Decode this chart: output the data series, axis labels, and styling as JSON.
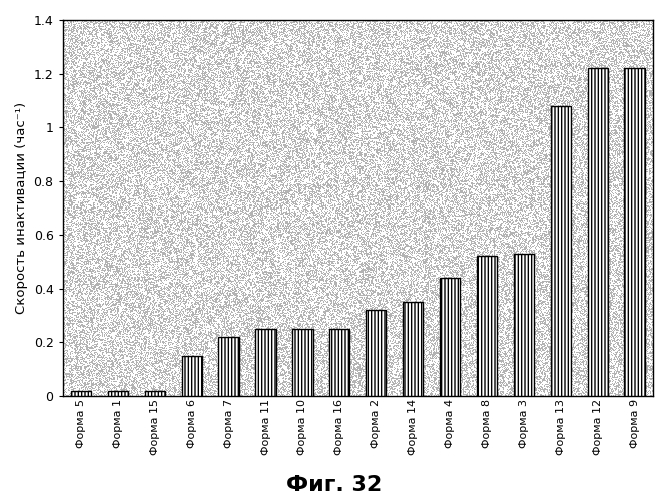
{
  "categories": [
    "Форма 5",
    "Форма 1",
    "Форма 15",
    "Форма 6",
    "Форма 7",
    "Форма 11",
    "Форма 10",
    "Форма 16",
    "Форма 2",
    "Форма 14",
    "Форма 4",
    "Форма 8",
    "Форма 3",
    "Форма 13",
    "Форма 12",
    "Форма 9"
  ],
  "values": [
    0.02,
    0.02,
    0.02,
    0.15,
    0.22,
    0.25,
    0.25,
    0.25,
    0.32,
    0.35,
    0.44,
    0.52,
    0.53,
    1.08,
    1.22,
    1.22
  ],
  "bar_color": "white",
  "bar_edgecolor": "#000000",
  "background_color": "white",
  "noise_density": 0.45,
  "ylabel": "Скорость инактивации (час⁻¹)",
  "ylim": [
    0,
    1.4
  ],
  "yticks": [
    0,
    0.2,
    0.4,
    0.6,
    0.8,
    1.0,
    1.2,
    1.4
  ],
  "caption": "Фиг. 32",
  "bar_width": 0.55
}
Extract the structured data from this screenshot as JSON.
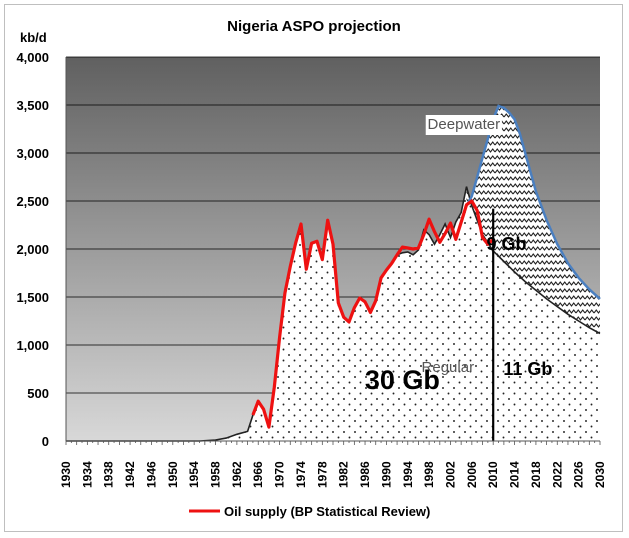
{
  "chart_data": {
    "type": "area",
    "title": "Nigeria ASPO projection",
    "ylabel": "kb/d",
    "xlabel": "",
    "xlim": [
      1930,
      2030
    ],
    "ylim": [
      0,
      4000
    ],
    "y_ticks": [
      0,
      500,
      1000,
      1500,
      2000,
      2500,
      3000,
      3500,
      4000
    ],
    "y_tick_labels": [
      "0",
      "500",
      "1,000",
      "1,500",
      "2,000",
      "2,500",
      "3,000",
      "3,500",
      "4,000"
    ],
    "x_ticks": [
      1930,
      1934,
      1938,
      1942,
      1946,
      1950,
      1954,
      1958,
      1962,
      1966,
      1970,
      1974,
      1978,
      1982,
      1986,
      1990,
      1994,
      1998,
      2002,
      2006,
      2010,
      2014,
      2018,
      2022,
      2026,
      2030
    ],
    "grid": true,
    "legend_position": "bottom",
    "colors": {
      "plot_top": "#606060",
      "plot_bottom": "#d8d8d8",
      "oil_supply": "#ee1111",
      "deepwater_outline": "#4a7fc0",
      "regular_outline": "#222222",
      "gridline": "#000000",
      "hatch": "#222222"
    },
    "series": [
      {
        "name": "Regular",
        "role": "area",
        "x": [
          1930,
          1955,
          1958,
          1960,
          1962,
          1964,
          1965,
          1966,
          1967,
          1968,
          1969,
          1970,
          1971,
          1972,
          1973,
          1974,
          1975,
          1976,
          1977,
          1978,
          1979,
          1980,
          1981,
          1982,
          1983,
          1984,
          1985,
          1986,
          1987,
          1988,
          1989,
          1990,
          1991,
          1992,
          1993,
          1994,
          1995,
          1996,
          1997,
          1998,
          1999,
          2000,
          2001,
          2002,
          2003,
          2004,
          2005,
          2006,
          2008,
          2010,
          2012,
          2014,
          2016,
          2018,
          2020,
          2022,
          2024,
          2026,
          2028,
          2030
        ],
        "values": [
          0,
          0,
          10,
          30,
          70,
          100,
          270,
          415,
          330,
          145,
          560,
          1080,
          1540,
          1820,
          2060,
          2260,
          1790,
          2060,
          2080,
          1890,
          2300,
          2050,
          1440,
          1290,
          1240,
          1390,
          1490,
          1450,
          1340,
          1460,
          1700,
          1780,
          1850,
          1940,
          1960,
          1970,
          1940,
          1990,
          2200,
          2150,
          2050,
          2150,
          2260,
          2120,
          2280,
          2380,
          2650,
          2450,
          2150,
          1980,
          1870,
          1760,
          1660,
          1570,
          1480,
          1400,
          1320,
          1250,
          1180,
          1120
        ]
      },
      {
        "name": "Deepwater",
        "role": "area",
        "x": [
          2005,
          2006,
          2007,
          2008,
          2009,
          2010,
          2011,
          2012,
          2013,
          2014,
          2015,
          2016,
          2018,
          2020,
          2022,
          2024,
          2026,
          2028,
          2030
        ],
        "values": [
          2450,
          2550,
          2750,
          2950,
          3150,
          3350,
          3490,
          3470,
          3420,
          3350,
          3200,
          3000,
          2600,
          2300,
          2050,
          1850,
          1700,
          1580,
          1480
        ]
      },
      {
        "name": "Oil supply (BP Statistical Review)",
        "role": "line",
        "x": [
          1965,
          1966,
          1967,
          1968,
          1969,
          1970,
          1971,
          1972,
          1973,
          1974,
          1975,
          1976,
          1977,
          1978,
          1979,
          1980,
          1981,
          1982,
          1983,
          1984,
          1985,
          1986,
          1987,
          1988,
          1989,
          1990,
          1991,
          1992,
          1993,
          1994,
          1995,
          1996,
          1997,
          1998,
          1999,
          2000,
          2001,
          2002,
          2003,
          2004,
          2005,
          2006,
          2007,
          2008,
          2009,
          2010
        ],
        "values": [
          270,
          415,
          330,
          145,
          560,
          1080,
          1540,
          1820,
          2060,
          2260,
          1790,
          2060,
          2080,
          1890,
          2300,
          2050,
          1440,
          1290,
          1240,
          1390,
          1490,
          1450,
          1340,
          1460,
          1700,
          1780,
          1850,
          1940,
          2020,
          2010,
          2000,
          2010,
          2150,
          2310,
          2180,
          2070,
          2160,
          2270,
          2100,
          2280,
          2460,
          2500,
          2400,
          2120,
          2050,
          2100
        ]
      }
    ],
    "annotations": [
      {
        "text": "Deepwater",
        "x": 2004.5,
        "y": 3250,
        "size": "medium",
        "boxed": true
      },
      {
        "text": "9 Gb",
        "x": 2012.5,
        "y": 1990,
        "size": "large"
      },
      {
        "text": "30 Gb",
        "x": 1993,
        "y": 540,
        "size": "xlarge"
      },
      {
        "text": "Regular",
        "x": 2001.5,
        "y": 720,
        "size": "medium"
      },
      {
        "text": "11 Gb",
        "x": 2016.5,
        "y": 690,
        "size": "large"
      }
    ],
    "divider_x": 2010,
    "divider_top": 2420
  }
}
·····
» **TASK TO CARRY OUT**
What comes back should match the records exactly, minus any pictures.

» **OUTPUT FOR THIS EXERCISE**
Decode this chart: output the data series, axis labels, and styling as JSON.
{
  "categories": [
    "Форма 5",
    "Форма 1",
    "Форма 15",
    "Форма 6",
    "Форма 7",
    "Форма 11",
    "Форма 10",
    "Форма 16",
    "Форма 2",
    "Форма 14",
    "Форма 4",
    "Форма 8",
    "Форма 3",
    "Форма 13",
    "Форма 12",
    "Форма 9"
  ],
  "values": [
    0.02,
    0.02,
    0.02,
    0.15,
    0.22,
    0.25,
    0.25,
    0.25,
    0.32,
    0.35,
    0.44,
    0.52,
    0.53,
    1.08,
    1.22,
    1.22
  ],
  "bar_color": "white",
  "bar_edgecolor": "#000000",
  "background_color": "white",
  "noise_density": 0.45,
  "ylabel": "Скорость инактивации (час⁻¹)",
  "ylim": [
    0,
    1.4
  ],
  "yticks": [
    0,
    0.2,
    0.4,
    0.6,
    0.8,
    1.0,
    1.2,
    1.4
  ],
  "caption": "Фиг. 32",
  "bar_width": 0.55
}
Extract the structured data from this screenshot as JSON.
{
  "chart_data": {
    "type": "area",
    "title": "Nigeria ASPO projection",
    "ylabel": "kb/d",
    "xlabel": "",
    "xlim": [
      1930,
      2030
    ],
    "ylim": [
      0,
      4000
    ],
    "y_ticks": [
      0,
      500,
      1000,
      1500,
      2000,
      2500,
      3000,
      3500,
      4000
    ],
    "y_tick_labels": [
      "0",
      "500",
      "1,000",
      "1,500",
      "2,000",
      "2,500",
      "3,000",
      "3,500",
      "4,000"
    ],
    "x_ticks": [
      1930,
      1934,
      1938,
      1942,
      1946,
      1950,
      1954,
      1958,
      1962,
      1966,
      1970,
      1974,
      1978,
      1982,
      1986,
      1990,
      1994,
      1998,
      2002,
      2006,
      2010,
      2014,
      2018,
      2022,
      2026,
      2030
    ],
    "grid": true,
    "legend_position": "bottom",
    "colors": {
      "plot_top": "#606060",
      "plot_bottom": "#d8d8d8",
      "oil_supply": "#ee1111",
      "deepwater_outline": "#4a7fc0",
      "regular_outline": "#222222",
      "gridline": "#000000",
      "hatch": "#222222"
    },
    "series": [
      {
        "name": "Regular",
        "role": "area",
        "x": [
          1930,
          1955,
          1958,
          1960,
          1962,
          1964,
          1965,
          1966,
          1967,
          1968,
          1969,
          1970,
          1971,
          1972,
          1973,
          1974,
          1975,
          1976,
          1977,
          1978,
          1979,
          1980,
          1981,
          1982,
          1983,
          1984,
          1985,
          1986,
          1987,
          1988,
          1989,
          1990,
          1991,
          1992,
          1993,
          1994,
          1995,
          1996,
          1997,
          1998,
          1999,
          2000,
          2001,
          2002,
          2003,
          2004,
          2005,
          2006,
          2008,
          2010,
          2012,
          2014,
          2016,
          2018,
          2020,
          2022,
          2024,
          2026,
          2028,
          2030
        ],
        "values": [
          0,
          0,
          10,
          30,
          70,
          100,
          270,
          415,
          330,
          145,
          560,
          1080,
          1540,
          1820,
          2060,
          2260,
          1790,
          2060,
          2080,
          1890,
          2300,
          2050,
          1440,
          1290,
          1240,
          1390,
          1490,
          1450,
          1340,
          1460,
          1700,
          1780,
          1850,
          1940,
          1960,
          1970,
          1940,
          1990,
          2200,
          2150,
          2050,
          2150,
          2260,
          2120,
          2280,
          2380,
          2650,
          2450,
          2150,
          1980,
          1870,
          1760,
          1660,
          1570,
          1480,
          1400,
          1320,
          1250,
          1180,
          1120
        ]
      },
      {
        "name": "Deepwater",
        "role": "area",
        "x": [
          2005,
          2006,
          2007,
          2008,
          2009,
          2010,
          2011,
          2012,
          2013,
          2014,
          2015,
          2016,
          2018,
          2020,
          2022,
          2024,
          2026,
          2028,
          2030
        ],
        "values": [
          2450,
          2550,
          2750,
          2950,
          3150,
          3350,
          3490,
          3470,
          3420,
          3350,
          3200,
          3000,
          2600,
          2300,
          2050,
          1850,
          1700,
          1580,
          1480
        ]
      },
      {
        "name": "Oil supply (BP Statistical Review)",
        "role": "line",
        "x": [
          1965,
          1966,
          1967,
          1968,
          1969,
          1970,
          1971,
          1972,
          1973,
          1974,
          1975,
          1976,
          1977,
          1978,
          1979,
          1980,
          1981,
          1982,
          1983,
          1984,
          1985,
          1986,
          1987,
          1988,
          1989,
          1990,
          1991,
          1992,
          1993,
          1994,
          1995,
          1996,
          1997,
          1998,
          1999,
          2000,
          2001,
          2002,
          2003,
          2004,
          2005,
          2006,
          2007,
          2008,
          2009,
          2010
        ],
        "values": [
          270,
          415,
          330,
          145,
          560,
          1080,
          1540,
          1820,
          2060,
          2260,
          1790,
          2060,
          2080,
          1890,
          2300,
          2050,
          1440,
          1290,
          1240,
          1390,
          1490,
          1450,
          1340,
          1460,
          1700,
          1780,
          1850,
          1940,
          2020,
          2010,
          2000,
          2010,
          2150,
          2310,
          2180,
          2070,
          2160,
          2270,
          2100,
          2280,
          2460,
          2500,
          2400,
          2120,
          2050,
          2100
        ]
      }
    ],
    "annotations": [
      {
        "text": "Deepwater",
        "x": 2004.5,
        "y": 3250,
        "size": "medium",
        "boxed": true
      },
      {
        "text": "9 Gb",
        "x": 2012.5,
        "y": 1990,
        "size": "large"
      },
      {
        "text": "30 Gb",
        "x": 1993,
        "y": 540,
        "size": "xlarge"
      },
      {
        "text": "Regular",
        "x": 2001.5,
        "y": 720,
        "size": "medium"
      },
      {
        "text": "11 Gb",
        "x": 2016.5,
        "y": 690,
        "size": "large"
      }
    ],
    "divider_x": 2010,
    "divider_top": 2420
  }
}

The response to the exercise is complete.